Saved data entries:
☆ ☆ ☆
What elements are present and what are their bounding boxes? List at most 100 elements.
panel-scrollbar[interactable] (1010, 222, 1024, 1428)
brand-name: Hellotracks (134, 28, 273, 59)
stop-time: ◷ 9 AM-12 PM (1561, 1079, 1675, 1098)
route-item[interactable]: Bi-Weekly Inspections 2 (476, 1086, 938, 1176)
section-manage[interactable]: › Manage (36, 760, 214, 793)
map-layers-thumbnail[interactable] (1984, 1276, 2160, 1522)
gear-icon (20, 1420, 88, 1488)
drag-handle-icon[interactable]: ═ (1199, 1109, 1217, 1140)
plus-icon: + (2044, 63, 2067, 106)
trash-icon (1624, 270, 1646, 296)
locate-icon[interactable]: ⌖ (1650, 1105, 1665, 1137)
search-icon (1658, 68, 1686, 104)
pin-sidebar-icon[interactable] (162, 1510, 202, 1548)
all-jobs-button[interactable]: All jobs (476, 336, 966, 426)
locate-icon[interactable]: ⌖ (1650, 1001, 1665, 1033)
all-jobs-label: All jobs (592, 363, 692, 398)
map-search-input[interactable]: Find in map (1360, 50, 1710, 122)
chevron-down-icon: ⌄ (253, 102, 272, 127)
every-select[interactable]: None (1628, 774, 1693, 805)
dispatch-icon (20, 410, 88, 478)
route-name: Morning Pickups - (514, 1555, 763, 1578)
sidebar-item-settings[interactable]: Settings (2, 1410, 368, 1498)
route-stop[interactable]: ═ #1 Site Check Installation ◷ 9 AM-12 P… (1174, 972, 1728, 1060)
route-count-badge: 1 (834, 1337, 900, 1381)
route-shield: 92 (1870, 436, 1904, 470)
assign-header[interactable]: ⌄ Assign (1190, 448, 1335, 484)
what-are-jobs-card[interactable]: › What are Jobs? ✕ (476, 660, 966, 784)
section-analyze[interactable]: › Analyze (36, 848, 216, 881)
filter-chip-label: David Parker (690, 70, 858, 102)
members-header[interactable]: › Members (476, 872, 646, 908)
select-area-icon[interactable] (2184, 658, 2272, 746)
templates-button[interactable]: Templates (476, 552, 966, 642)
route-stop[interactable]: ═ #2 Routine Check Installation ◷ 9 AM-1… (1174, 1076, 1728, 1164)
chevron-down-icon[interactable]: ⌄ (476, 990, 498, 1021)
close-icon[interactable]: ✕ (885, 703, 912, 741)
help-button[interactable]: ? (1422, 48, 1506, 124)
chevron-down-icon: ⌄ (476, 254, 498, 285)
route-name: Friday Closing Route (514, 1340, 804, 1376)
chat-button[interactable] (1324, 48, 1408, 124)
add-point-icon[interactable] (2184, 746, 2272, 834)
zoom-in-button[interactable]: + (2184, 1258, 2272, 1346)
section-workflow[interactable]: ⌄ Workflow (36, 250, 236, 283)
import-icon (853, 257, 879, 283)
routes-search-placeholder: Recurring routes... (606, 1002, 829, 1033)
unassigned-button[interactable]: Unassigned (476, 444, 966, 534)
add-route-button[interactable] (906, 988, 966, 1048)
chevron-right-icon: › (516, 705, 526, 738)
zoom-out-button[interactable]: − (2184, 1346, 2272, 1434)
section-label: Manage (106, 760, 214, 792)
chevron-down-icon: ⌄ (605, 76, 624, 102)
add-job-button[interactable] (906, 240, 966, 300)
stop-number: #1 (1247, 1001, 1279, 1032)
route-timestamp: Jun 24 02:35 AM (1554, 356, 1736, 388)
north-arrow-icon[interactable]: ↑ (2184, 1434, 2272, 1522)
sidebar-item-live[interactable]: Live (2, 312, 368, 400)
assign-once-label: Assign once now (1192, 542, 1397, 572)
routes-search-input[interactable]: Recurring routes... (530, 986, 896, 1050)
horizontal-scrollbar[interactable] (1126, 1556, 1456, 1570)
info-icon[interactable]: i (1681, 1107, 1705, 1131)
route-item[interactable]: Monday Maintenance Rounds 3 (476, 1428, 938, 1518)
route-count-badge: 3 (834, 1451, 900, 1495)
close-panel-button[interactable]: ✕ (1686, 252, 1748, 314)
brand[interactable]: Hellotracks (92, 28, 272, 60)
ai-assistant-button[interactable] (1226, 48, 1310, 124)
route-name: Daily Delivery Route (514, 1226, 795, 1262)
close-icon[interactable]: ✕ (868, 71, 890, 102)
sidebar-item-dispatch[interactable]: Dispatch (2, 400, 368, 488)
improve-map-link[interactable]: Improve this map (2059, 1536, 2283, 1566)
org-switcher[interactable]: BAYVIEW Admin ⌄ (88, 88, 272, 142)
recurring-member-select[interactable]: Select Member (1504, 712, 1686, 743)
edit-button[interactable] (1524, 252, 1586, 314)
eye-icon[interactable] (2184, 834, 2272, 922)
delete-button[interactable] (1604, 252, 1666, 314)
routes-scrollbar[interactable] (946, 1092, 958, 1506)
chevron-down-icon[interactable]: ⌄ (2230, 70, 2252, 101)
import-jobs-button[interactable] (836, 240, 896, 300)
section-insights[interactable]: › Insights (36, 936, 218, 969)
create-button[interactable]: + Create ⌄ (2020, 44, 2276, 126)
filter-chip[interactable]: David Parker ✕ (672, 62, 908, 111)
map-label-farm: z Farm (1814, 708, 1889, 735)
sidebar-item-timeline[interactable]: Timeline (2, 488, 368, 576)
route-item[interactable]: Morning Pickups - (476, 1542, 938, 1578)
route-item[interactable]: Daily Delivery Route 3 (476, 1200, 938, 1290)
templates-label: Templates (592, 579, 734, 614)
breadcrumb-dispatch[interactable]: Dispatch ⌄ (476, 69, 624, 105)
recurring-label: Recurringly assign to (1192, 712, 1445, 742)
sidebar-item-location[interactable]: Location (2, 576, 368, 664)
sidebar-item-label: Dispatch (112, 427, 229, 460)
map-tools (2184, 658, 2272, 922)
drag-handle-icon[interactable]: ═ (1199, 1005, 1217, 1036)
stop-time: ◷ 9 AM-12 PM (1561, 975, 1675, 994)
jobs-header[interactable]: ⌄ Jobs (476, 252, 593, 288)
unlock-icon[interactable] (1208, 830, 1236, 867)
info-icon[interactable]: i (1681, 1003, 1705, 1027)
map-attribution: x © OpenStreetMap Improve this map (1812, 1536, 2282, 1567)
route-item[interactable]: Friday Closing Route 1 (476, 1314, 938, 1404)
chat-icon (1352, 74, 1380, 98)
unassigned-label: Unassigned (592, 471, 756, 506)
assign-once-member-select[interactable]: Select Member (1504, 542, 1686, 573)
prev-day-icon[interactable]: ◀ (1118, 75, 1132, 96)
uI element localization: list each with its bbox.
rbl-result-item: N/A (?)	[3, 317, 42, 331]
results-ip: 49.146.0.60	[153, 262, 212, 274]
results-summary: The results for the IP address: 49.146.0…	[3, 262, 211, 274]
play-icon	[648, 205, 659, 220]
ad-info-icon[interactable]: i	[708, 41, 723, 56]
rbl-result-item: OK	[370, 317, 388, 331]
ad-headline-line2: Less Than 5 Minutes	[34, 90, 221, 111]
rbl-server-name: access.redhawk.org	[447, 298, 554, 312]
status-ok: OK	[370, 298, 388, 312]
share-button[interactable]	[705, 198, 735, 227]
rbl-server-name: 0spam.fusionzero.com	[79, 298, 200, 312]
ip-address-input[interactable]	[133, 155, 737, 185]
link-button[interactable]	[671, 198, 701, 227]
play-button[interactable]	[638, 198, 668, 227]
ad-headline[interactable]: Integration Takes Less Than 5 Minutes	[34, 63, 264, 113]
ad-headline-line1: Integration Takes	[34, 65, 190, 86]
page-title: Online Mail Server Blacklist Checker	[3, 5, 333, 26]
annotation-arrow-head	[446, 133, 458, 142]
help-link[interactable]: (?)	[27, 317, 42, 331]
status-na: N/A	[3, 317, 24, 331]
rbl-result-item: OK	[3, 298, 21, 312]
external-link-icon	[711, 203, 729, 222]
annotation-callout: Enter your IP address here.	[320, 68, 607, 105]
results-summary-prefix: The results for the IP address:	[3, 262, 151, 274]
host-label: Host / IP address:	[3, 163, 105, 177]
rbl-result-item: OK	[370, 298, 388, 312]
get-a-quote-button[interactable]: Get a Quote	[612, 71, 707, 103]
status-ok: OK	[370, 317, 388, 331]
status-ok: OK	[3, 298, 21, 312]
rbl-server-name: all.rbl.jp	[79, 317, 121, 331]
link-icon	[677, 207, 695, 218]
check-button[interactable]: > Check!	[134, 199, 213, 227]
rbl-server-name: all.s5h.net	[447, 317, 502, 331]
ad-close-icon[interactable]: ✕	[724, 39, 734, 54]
☆ ☆ ☆
• **The problem**
Please render the stretch from the start of the records through the line containing "templates-button[interactable]: Templates (476, 552, 966, 642)", inclusive, as a Markdown table with the columns No. and Line. Give each row a number and leave out blank lines.

• **Full solution**
| No. | Line |
|---|---|
| 1 | What elements are present and what are their bounding boxes? List at most 100 elements. |
| 2 | panel-scrollbar[interactable] (1010, 222, 1024, 1428) |
| 3 | brand-name: Hellotracks (134, 28, 273, 59) |
| 4 | stop-time: ◷ 9 AM-12 PM (1561, 1079, 1675, 1098) |
| 5 | route-item[interactable]: Bi-Weekly Inspections 2 (476, 1086, 938, 1176) |
| 6 | section-manage[interactable]: › Manage (36, 760, 214, 793) |
| 7 | map-layers-thumbnail[interactable] (1984, 1276, 2160, 1522) |
| 8 | gear-icon (20, 1420, 88, 1488) |
| 9 | drag-handle-icon[interactable]: ═ (1199, 1109, 1217, 1140) |
| 10 | plus-icon: + (2044, 63, 2067, 106) |
| 11 | trash-icon (1624, 270, 1646, 296) |
| 12 | locate-icon[interactable]: ⌖ (1650, 1105, 1665, 1137) |
| 13 | search-icon (1658, 68, 1686, 104) |
| 14 | pin-sidebar-icon[interactable] (162, 1510, 202, 1548) |
| 15 | all-jobs-button[interactable]: All jobs (476, 336, 966, 426) |
| 16 | locate-icon[interactable]: ⌖ (1650, 1001, 1665, 1033) |
| 17 | all-jobs-label: All jobs (592, 363, 692, 398) |
| 18 | map-search-input[interactable]: Find in map (1360, 50, 1710, 122) |
| 19 | chevron-down-icon: ⌄ (253, 102, 272, 127) |
| 20 | every-select[interactable]: None (1628, 774, 1693, 805) |
| 21 | dispatch-icon (20, 410, 88, 478) |
| 22 | route-name: Morning Pickups - (514, 1555, 763, 1578) |
| 23 | sidebar-item-settings[interactable]: Settings (2, 1410, 368, 1498) |
| 24 | route-stop[interactable]: ═ #1 Site Check Installation ◷ 9 AM-12 P… (1174, 972, 1728, 1060) |
| 25 | route-count-badge: 1 (834, 1337, 900, 1381) |
| 26 | route-shield: 92 (1870, 436, 1904, 470) |
| 27 | assign-header[interactable]: ⌄ Assign (1190, 448, 1335, 484) |
| 28 | what-are-jobs-card[interactable]: › What are Jobs? ✕ (476, 660, 966, 784) |
| 29 | section-analyze[interactable]: › Analyze (36, 848, 216, 881) |
| 30 | filter-chip-label: David Parker (690, 70, 858, 102) |
| 31 | members-header[interactable]: › Members (476, 872, 646, 908) |
| 32 | select-area-icon[interactable] (2184, 658, 2272, 746) |
| 33 | templates-button[interactable]: Templates (476, 552, 966, 642) |